## À faire
a - D'après la dernière réplique de la discussion de forum, quelle lutte remplace de plus en plus la lutte des classes ?
b - Reprenez la discussion de forum à la suite de sa dernière réplique.

## Texte du document
Iamawalrus a écrit :

A la limite, si tu avais raison, toi qui critiques,

Tu ne supportes donc pas la critique ?

godverdami a écrit :

A la limite, si tu avais raison, toi qui critiques, on pourrait se demander si ce n'est pas toi qui justement, ne correspond pas à l'idée du libre, et étant donné que tu critiques, que tu sembles considérer que ce n'est que de l'entre-soi, on pourrait se demander ce que tu fiches ici !

Toi non plus tu ne supportes pas la critique ? Comme c'est drôle ! Ce que je fiche ici ? Empêcheur de penser en rond  (entre autres..)

Iamawalrus a écrit :

L'erreur est de considérer d'emblée une communauté comme un antre où existerait l'entre-soi. Une communauté peut très bien être ouverte sur le monde, et donc le contraire même de l'entre-soi. .

Point de vue de bisounours à une époque où la lutte des clans remplace de plus en plus la lutte des classes.

## Données fournies
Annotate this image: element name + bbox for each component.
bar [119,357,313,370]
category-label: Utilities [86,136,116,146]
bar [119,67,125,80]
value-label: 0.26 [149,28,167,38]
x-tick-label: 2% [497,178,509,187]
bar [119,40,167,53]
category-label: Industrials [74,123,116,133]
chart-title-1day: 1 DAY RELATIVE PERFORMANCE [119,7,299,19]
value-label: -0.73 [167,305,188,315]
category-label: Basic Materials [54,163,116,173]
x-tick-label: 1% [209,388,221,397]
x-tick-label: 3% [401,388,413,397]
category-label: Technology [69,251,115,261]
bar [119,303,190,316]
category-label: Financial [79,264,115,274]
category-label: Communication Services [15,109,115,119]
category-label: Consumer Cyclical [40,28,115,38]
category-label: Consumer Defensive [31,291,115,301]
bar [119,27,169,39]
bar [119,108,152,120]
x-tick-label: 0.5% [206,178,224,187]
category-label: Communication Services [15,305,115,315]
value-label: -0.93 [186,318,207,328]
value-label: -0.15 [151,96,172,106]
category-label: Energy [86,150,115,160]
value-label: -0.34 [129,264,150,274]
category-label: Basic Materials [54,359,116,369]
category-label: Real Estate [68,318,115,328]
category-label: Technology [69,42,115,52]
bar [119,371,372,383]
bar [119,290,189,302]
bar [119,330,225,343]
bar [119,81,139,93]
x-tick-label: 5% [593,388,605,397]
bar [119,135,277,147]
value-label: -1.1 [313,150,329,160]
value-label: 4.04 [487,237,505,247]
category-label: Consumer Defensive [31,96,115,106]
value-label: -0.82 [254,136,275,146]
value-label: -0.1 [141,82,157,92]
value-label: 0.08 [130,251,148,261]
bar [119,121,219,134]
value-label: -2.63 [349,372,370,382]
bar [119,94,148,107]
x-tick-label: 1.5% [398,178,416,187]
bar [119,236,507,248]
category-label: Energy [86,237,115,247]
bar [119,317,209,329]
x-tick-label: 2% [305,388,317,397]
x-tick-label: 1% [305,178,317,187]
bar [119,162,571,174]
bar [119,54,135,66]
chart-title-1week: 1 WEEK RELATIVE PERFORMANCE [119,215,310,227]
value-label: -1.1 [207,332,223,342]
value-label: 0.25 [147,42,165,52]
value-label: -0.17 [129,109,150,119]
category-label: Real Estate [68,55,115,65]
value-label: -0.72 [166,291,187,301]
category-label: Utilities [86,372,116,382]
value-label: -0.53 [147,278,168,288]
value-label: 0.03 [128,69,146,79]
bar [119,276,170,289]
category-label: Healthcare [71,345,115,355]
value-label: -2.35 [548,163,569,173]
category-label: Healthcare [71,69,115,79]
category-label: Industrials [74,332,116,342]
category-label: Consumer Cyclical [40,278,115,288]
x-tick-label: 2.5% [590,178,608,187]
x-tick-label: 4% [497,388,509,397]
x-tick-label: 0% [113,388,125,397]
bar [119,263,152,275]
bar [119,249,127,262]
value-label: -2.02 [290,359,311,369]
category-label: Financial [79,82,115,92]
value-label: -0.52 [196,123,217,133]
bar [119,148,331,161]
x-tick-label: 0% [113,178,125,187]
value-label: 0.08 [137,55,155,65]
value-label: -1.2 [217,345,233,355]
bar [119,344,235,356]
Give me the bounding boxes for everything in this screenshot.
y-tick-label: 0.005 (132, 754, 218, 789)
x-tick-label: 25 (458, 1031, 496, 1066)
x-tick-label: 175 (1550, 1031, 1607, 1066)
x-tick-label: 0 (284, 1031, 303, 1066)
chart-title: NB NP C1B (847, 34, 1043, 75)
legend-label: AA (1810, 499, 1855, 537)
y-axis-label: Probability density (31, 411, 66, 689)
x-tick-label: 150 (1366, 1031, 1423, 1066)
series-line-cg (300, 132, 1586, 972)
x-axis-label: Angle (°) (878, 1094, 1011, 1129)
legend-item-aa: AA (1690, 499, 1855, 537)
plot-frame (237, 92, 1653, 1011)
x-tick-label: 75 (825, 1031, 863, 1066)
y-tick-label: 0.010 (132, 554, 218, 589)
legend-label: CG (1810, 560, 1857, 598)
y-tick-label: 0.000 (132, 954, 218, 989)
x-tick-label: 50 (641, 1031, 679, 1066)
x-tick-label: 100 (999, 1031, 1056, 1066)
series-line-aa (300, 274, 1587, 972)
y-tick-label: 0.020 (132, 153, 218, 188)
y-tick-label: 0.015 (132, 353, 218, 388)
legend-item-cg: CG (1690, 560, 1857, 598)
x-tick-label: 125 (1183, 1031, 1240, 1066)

## Corrigé de l'exercice
a - La lutte des clans.

b -
Iamawalrus a écrit :

Mais les exemples cités par jackpot, sont tout à fait discutables. Besoin de faire de la polémique pour faire de la polémique. Aucun intérêt.

Pourquoi lui en accordes-tu alors de l’intérêt à ma "polémique pour faire de la polémique" au point de lui consacrer au moins deux posts ? Moi quand je ne trouve aucun intérêt à tes conjectures, je ne les lis pas et je te le dis. C'est NexT.

En fait tu n’as strictement rien compris – ou plutôt, tu n’as rien voulu comprendre - à mon propos qui ne visait pas que l’entre-soi du Libre sur lequel tu fais une fixation (comme GR qui n’en fait une que sur le véganisme et sa cause animale) mais tous les autres entre-soi qui concernent de plus notre société. J’ai d’ailleurs posté un lien d’une vidéo qui était assez édifiant à ce sujet.

C’est la division pour ne pas dire l’éclatement de notre société dont il était question : les exemples de divisions – dont la multiplication des entre-soi qui semblent tant vous poser problème n’est qu’un aspect -pourraient être multipliés évidemment. Et, pour en revenir au post de toboggan one more time, divisions qui font que des décisions susceptibles de convenir au plus grand nombre deviennent de plus en plus difficiles à prendre : voilà quel était mon propos, tout à fait cohérent et plausible.


side a écrit :

Apporter un bout de philosophie.
Parce que m'est avis que ça peut être utile d'en apporter un bout pour montrer ce que c'est en fait, la philosophie.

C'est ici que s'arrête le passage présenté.